- **Written task**
Transcribe the records that follow, preserving every word.
start Records
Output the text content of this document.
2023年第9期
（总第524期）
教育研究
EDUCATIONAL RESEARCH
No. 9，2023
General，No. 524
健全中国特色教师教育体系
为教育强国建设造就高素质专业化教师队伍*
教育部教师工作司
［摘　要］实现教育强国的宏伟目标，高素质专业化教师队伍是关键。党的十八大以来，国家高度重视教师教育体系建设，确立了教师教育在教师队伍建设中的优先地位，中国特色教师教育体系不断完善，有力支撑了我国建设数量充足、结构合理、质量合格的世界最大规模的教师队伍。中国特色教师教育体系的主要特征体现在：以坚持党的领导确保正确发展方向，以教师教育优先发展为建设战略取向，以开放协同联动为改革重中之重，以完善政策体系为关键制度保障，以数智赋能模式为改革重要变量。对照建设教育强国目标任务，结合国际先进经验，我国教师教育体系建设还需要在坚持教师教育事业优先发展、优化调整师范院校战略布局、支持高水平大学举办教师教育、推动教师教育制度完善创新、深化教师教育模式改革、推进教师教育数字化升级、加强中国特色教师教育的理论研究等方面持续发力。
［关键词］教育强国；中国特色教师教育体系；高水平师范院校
end Records
- **Expected output**
Output the text content of this document.
2023年第9期
（总第524期）
教育研究
EDUCATIONAL RESEARCH
No. 9，2023
General，No. 524
健全中国特色教师教育体系
为教育强国建设造就高素质专业化教师队伍*
教育部教师工作司
［摘　要］实现教育强国的宏伟目标，高素质专业化教师队伍是关键。党的十八大以来，国家高度重视教师教育体系建设，确立了教师教育在教师队伍建设中的优先地位，中国特色教师教育体系不断完善，有力支撑了我国建设数量充足、结构合理、质量合格的世界最大规模的教师队伍。中国特色教师教育体系的主要特征体现在：以坚持党的领导确保正确发展方向，以教师教育优先发展为建设战略取向，以开放协同联动为改革重中之重，以完善政策体系为关键制度保障，以数智赋能模式为改革重要变量。对照建设教育强国目标任务，结合国际先进经验，我国教师教育体系建设还需要在坚持教师教育事业优先发展、优化调整师范院校战略布局、支持高水平大学举办教师教育、推动教师教育制度完善创新、深化教师教育模式改革、推进教师教育数字化升级、加强中国特色教师教育的理论研究等方面持续发力。
［关键词］教育强国；中国特色教师教育体系；高水平师范院校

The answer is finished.